*** Input data ***

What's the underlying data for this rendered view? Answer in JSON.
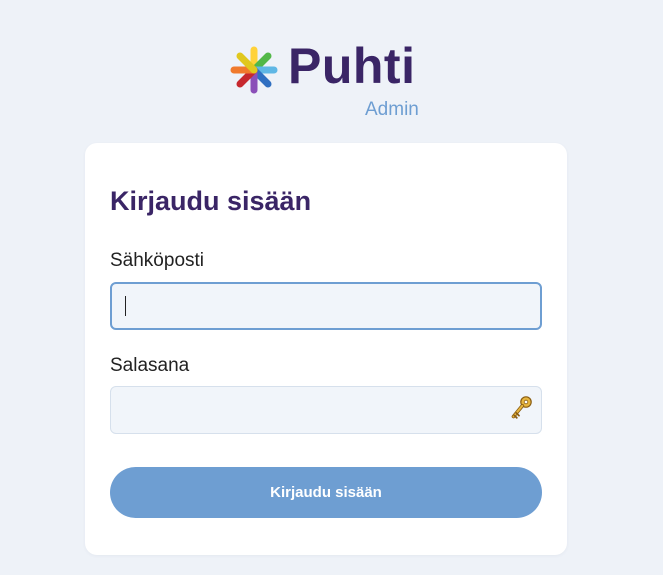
{
  "brand": {
    "name": "Puhti",
    "subtitle": "Admin",
    "logo_icon": "asterisk-multicolor-icon"
  },
  "login": {
    "title": "Kirjaudu sisään",
    "email_label": "Sähköposti",
    "email_value": "",
    "password_label": "Salasana",
    "password_value": "",
    "password_icon": "key-icon",
    "submit_label": "Kirjaudu sisään"
  },
  "colors": {
    "background": "#eef2f8",
    "brand_text": "#3a2566",
    "accent": "#6e9ed2",
    "card": "#ffffff",
    "input_bg": "#f1f5fa"
  }
}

***

■ Task description: Reproduce every entry exactly, but omit each picture.

■ Solution to the problem:
What's the underlying data for this rendered view? Answer in JSON.
{
  "brand": {
    "name": "Puhti",
    "subtitle": "Admin",
    "logo_icon": "asterisk-multicolor-icon"
  },
  "login": {
    "title": "Kirjaudu sisään",
    "email_label": "Sähköposti",
    "email_value": "",
    "password_label": "Salasana",
    "password_value": "",
    "password_icon": "key-icon",
    "submit_label": "Kirjaudu sisään"
  },
  "colors": {
    "background": "#eef2f8",
    "brand_text": "#3a2566",
    "accent": "#6e9ed2",
    "card": "#ffffff",
    "input_bg": "#f1f5fa"
  }
}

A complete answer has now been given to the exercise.